**WHAT THIS TASK INVOLVES**
Omit the pictures and return every entry exactly as written.

○ ○ ○ ○ ○

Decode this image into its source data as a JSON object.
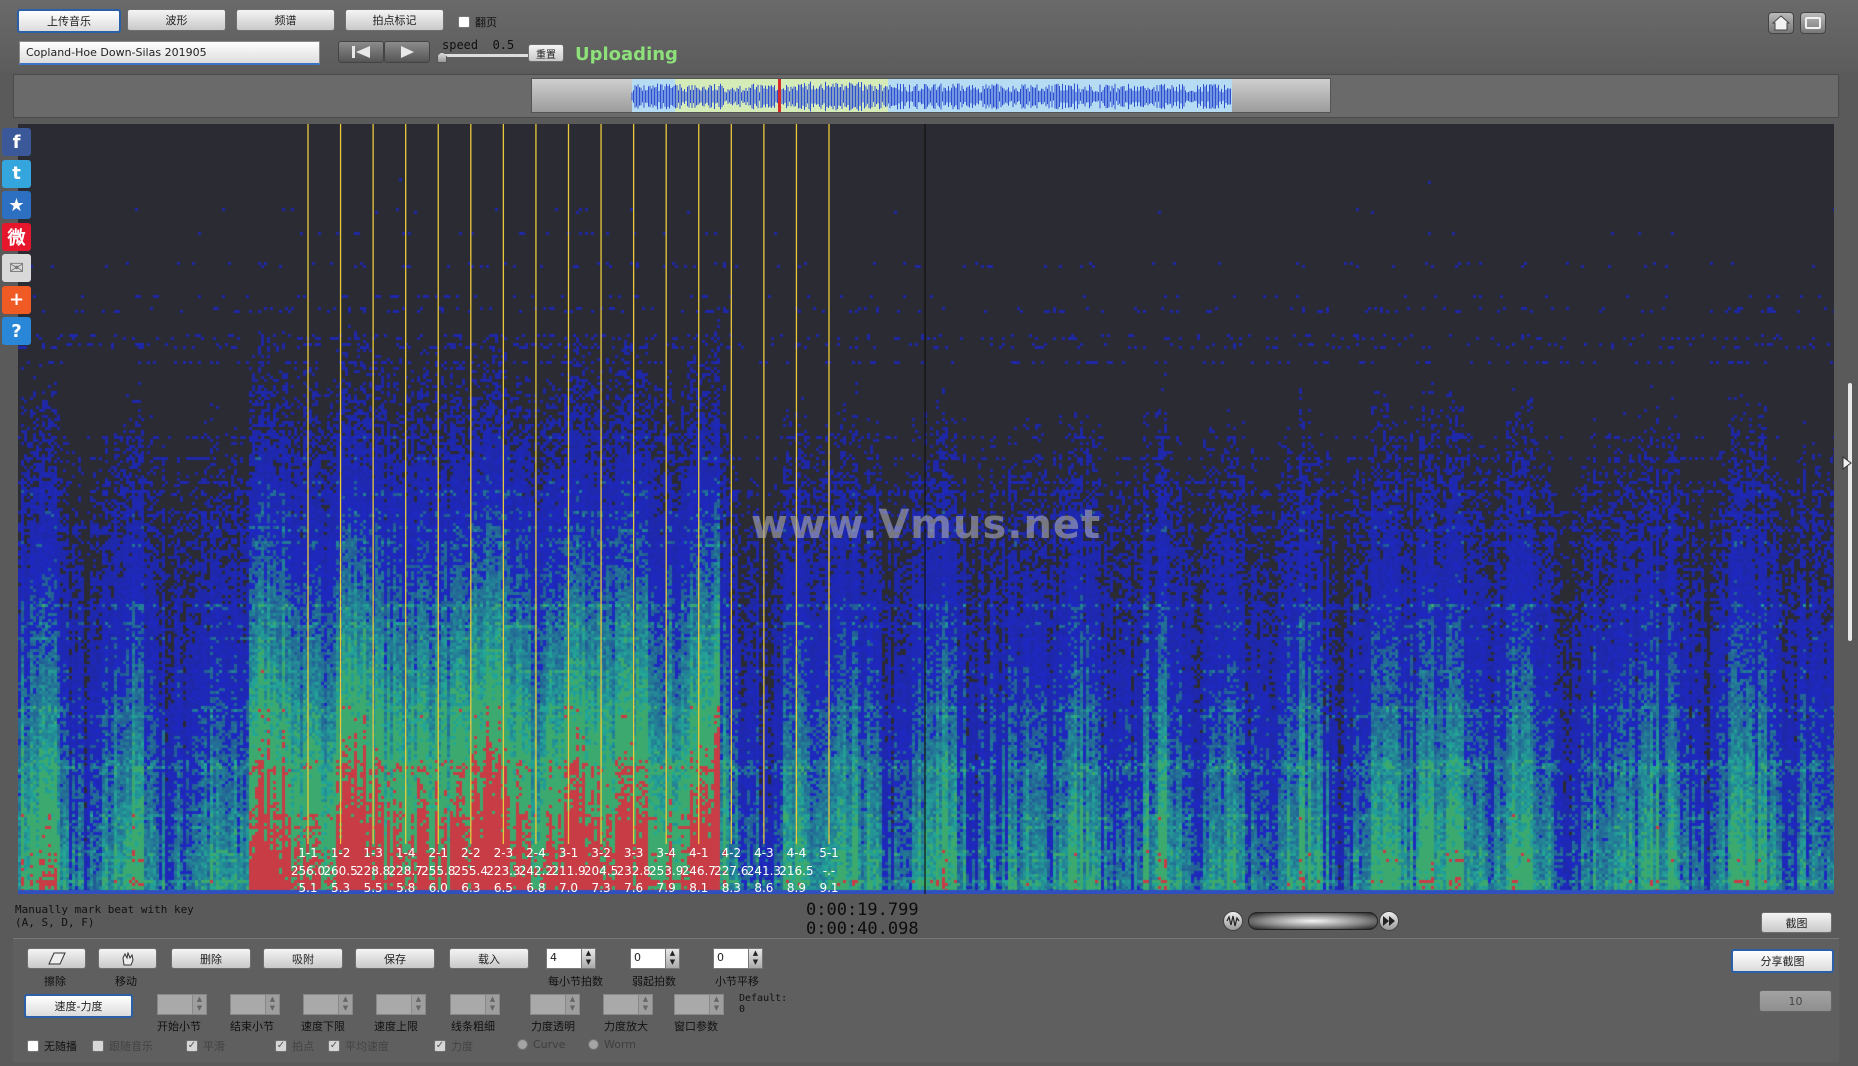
{
  "toolbar": {
    "upload_label": "上传音乐",
    "waveform_label": "波形",
    "spectrum_label": "频谱",
    "beatmark_label": "拍点标记",
    "flip_label": "翻页",
    "song_title": "Copland-Hoe Down-Silas 201905",
    "speed_label": "speed",
    "speed_value": "0.5",
    "reset_label": "重置",
    "status": "Uploading"
  },
  "icons": {
    "home": "home-icon",
    "window": "window-icon",
    "rewind": "skip-back-icon",
    "play": "play-icon",
    "expand": "expand-arrow-icon"
  },
  "social": [
    {
      "name": "facebook-icon",
      "glyph": "f",
      "color": "#3b5998"
    },
    {
      "name": "twitter-icon",
      "glyph": "t",
      "color": "#35a6dd"
    },
    {
      "name": "favorite-star-icon",
      "glyph": "★",
      "color": "#2d6fc0"
    },
    {
      "name": "weibo-icon",
      "glyph": "微",
      "color": "#e6162d"
    },
    {
      "name": "email-icon",
      "glyph": "✉",
      "color": "#d9d9d9"
    },
    {
      "name": "add-share-icon",
      "glyph": "+",
      "color": "#f05a24"
    },
    {
      "name": "help-icon",
      "glyph": "?",
      "color": "#2a86d6"
    }
  ],
  "spectrogram": {
    "watermark": "www.Vmus.net",
    "beats": [
      {
        "label": "1-1",
        "tempo": "256.0",
        "pos": "5.1"
      },
      {
        "label": "1-2",
        "tempo": "260.5",
        "pos": "5.3"
      },
      {
        "label": "1-3",
        "tempo": "228.8",
        "pos": "5.5"
      },
      {
        "label": "1-4",
        "tempo": "228.7",
        "pos": "5.8"
      },
      {
        "label": "2-1",
        "tempo": "255.8",
        "pos": "6.0"
      },
      {
        "label": "2-2",
        "tempo": "255.4",
        "pos": "6.3"
      },
      {
        "label": "2-3",
        "tempo": "223.3",
        "pos": "6.5"
      },
      {
        "label": "2-4",
        "tempo": "242.2",
        "pos": "6.8"
      },
      {
        "label": "3-1",
        "tempo": "211.9",
        "pos": "7.0"
      },
      {
        "label": "3-2",
        "tempo": "204.5",
        "pos": "7.3"
      },
      {
        "label": "3-3",
        "tempo": "232.8",
        "pos": "7.6"
      },
      {
        "label": "3-4",
        "tempo": "253.9",
        "pos": "7.9"
      },
      {
        "label": "4-1",
        "tempo": "246.7",
        "pos": "8.1"
      },
      {
        "label": "4-2",
        "tempo": "227.6",
        "pos": "8.3"
      },
      {
        "label": "4-3",
        "tempo": "241.3",
        "pos": "8.6"
      },
      {
        "label": "4-4",
        "tempo": "216.5",
        "pos": "8.9"
      },
      {
        "label": "5-1",
        "tempo": "-.-",
        "pos": "9.1"
      }
    ]
  },
  "status": {
    "hint_line1": "Manually mark beat with key",
    "hint_line2": "(A, S, D, F)",
    "current_time": "0:00:19.799",
    "total_time": "0:00:40.098",
    "screenshot_label": "截图"
  },
  "panel": {
    "erase_label": "擦除",
    "move_label": "移动",
    "delete_label": "删除",
    "snap_label": "吸附",
    "save_label": "保存",
    "load_label": "载入",
    "beats_per_bar_label": "每小节拍数",
    "beats_per_bar_value": "4",
    "pickup_label": "弱起拍数",
    "pickup_value": "0",
    "bar_offset_label": "小节平移",
    "bar_offset_value": "0",
    "share_label": "分享截图",
    "mode_label": "速度-力度",
    "start_bar_label": "开始小节",
    "end_bar_label": "结束小节",
    "tempo_min_label": "速度下限",
    "tempo_max_label": "速度上限",
    "line_width_label": "线条粗细",
    "opacity_label": "力度透明",
    "dyn_zoom_label": "力度放大",
    "window_param_label": "窗口参数",
    "default_label": "Default:",
    "default_value": "0",
    "side_btn_label": "10",
    "no_follow_label": "无随播",
    "follow_music_label": "跟随音乐",
    "smooth_label": "平滑",
    "beat_label": "拍点",
    "avg_tempo_label": "平均速度",
    "dynamics_label": "力度",
    "curve_label": "Curve",
    "worm_label": "Worm"
  }
}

○ ○ ○ ○ ○

**EXPECTED ANSWER**
Decode this image into its source data as a JSON object.
{
  "toolbar": {
    "upload_label": "上传音乐",
    "waveform_label": "波形",
    "spectrum_label": "频谱",
    "beatmark_label": "拍点标记",
    "flip_label": "翻页",
    "song_title": "Copland-Hoe Down-Silas 201905",
    "speed_label": "speed",
    "speed_value": "0.5",
    "reset_label": "重置",
    "status": "Uploading"
  },
  "icons": {
    "home": "home-icon",
    "window": "window-icon",
    "rewind": "skip-back-icon",
    "play": "play-icon",
    "expand": "expand-arrow-icon"
  },
  "social": [
    {
      "name": "facebook-icon",
      "glyph": "f",
      "color": "#3b5998"
    },
    {
      "name": "twitter-icon",
      "glyph": "t",
      "color": "#35a6dd"
    },
    {
      "name": "favorite-star-icon",
      "glyph": "★",
      "color": "#2d6fc0"
    },
    {
      "name": "weibo-icon",
      "glyph": "微",
      "color": "#e6162d"
    },
    {
      "name": "email-icon",
      "glyph": "✉",
      "color": "#d9d9d9"
    },
    {
      "name": "add-share-icon",
      "glyph": "+",
      "color": "#f05a24"
    },
    {
      "name": "help-icon",
      "glyph": "?",
      "color": "#2a86d6"
    }
  ],
  "spectrogram": {
    "watermark": "www.Vmus.net",
    "beats": [
      {
        "label": "1-1",
        "tempo": "256.0",
        "pos": "5.1"
      },
      {
        "label": "1-2",
        "tempo": "260.5",
        "pos": "5.3"
      },
      {
        "label": "1-3",
        "tempo": "228.8",
        "pos": "5.5"
      },
      {
        "label": "1-4",
        "tempo": "228.7",
        "pos": "5.8"
      },
      {
        "label": "2-1",
        "tempo": "255.8",
        "pos": "6.0"
      },
      {
        "label": "2-2",
        "tempo": "255.4",
        "pos": "6.3"
      },
      {
        "label": "2-3",
        "tempo": "223.3",
        "pos": "6.5"
      },
      {
        "label": "2-4",
        "tempo": "242.2",
        "pos": "6.8"
      },
      {
        "label": "3-1",
        "tempo": "211.9",
        "pos": "7.0"
      },
      {
        "label": "3-2",
        "tempo": "204.5",
        "pos": "7.3"
      },
      {
        "label": "3-3",
        "tempo": "232.8",
        "pos": "7.6"
      },
      {
        "label": "3-4",
        "tempo": "253.9",
        "pos": "7.9"
      },
      {
        "label": "4-1",
        "tempo": "246.7",
        "pos": "8.1"
      },
      {
        "label": "4-2",
        "tempo": "227.6",
        "pos": "8.3"
      },
      {
        "label": "4-3",
        "tempo": "241.3",
        "pos": "8.6"
      },
      {
        "label": "4-4",
        "tempo": "216.5",
        "pos": "8.9"
      },
      {
        "label": "5-1",
        "tempo": "-.-",
        "pos": "9.1"
      }
    ]
  },
  "status": {
    "hint_line1": "Manually mark beat with key",
    "hint_line2": "(A, S, D, F)",
    "current_time": "0:00:19.799",
    "total_time": "0:00:40.098",
    "screenshot_label": "截图"
  },
  "panel": {
    "erase_label": "擦除",
    "move_label": "移动",
    "delete_label": "删除",
    "snap_label": "吸附",
    "save_label": "保存",
    "load_label": "载入",
    "beats_per_bar_label": "每小节拍数",
    "beats_per_bar_value": "4",
    "pickup_label": "弱起拍数",
    "pickup_value": "0",
    "bar_offset_label": "小节平移",
    "bar_offset_value": "0",
    "share_label": "分享截图",
    "mode_label": "速度-力度",
    "start_bar_label": "开始小节",
    "end_bar_label": "结束小节",
    "tempo_min_label": "速度下限",
    "tempo_max_label": "速度上限",
    "line_width_label": "线条粗细",
    "opacity_label": "力度透明",
    "dyn_zoom_label": "力度放大",
    "window_param_label": "窗口参数",
    "default_label": "Default:",
    "default_value": "0",
    "side_btn_label": "10",
    "no_follow_label": "无随播",
    "follow_music_label": "跟随音乐",
    "smooth_label": "平滑",
    "beat_label": "拍点",
    "avg_tempo_label": "平均速度",
    "dynamics_label": "力度",
    "curve_label": "Curve",
    "worm_label": "Worm"
  }
}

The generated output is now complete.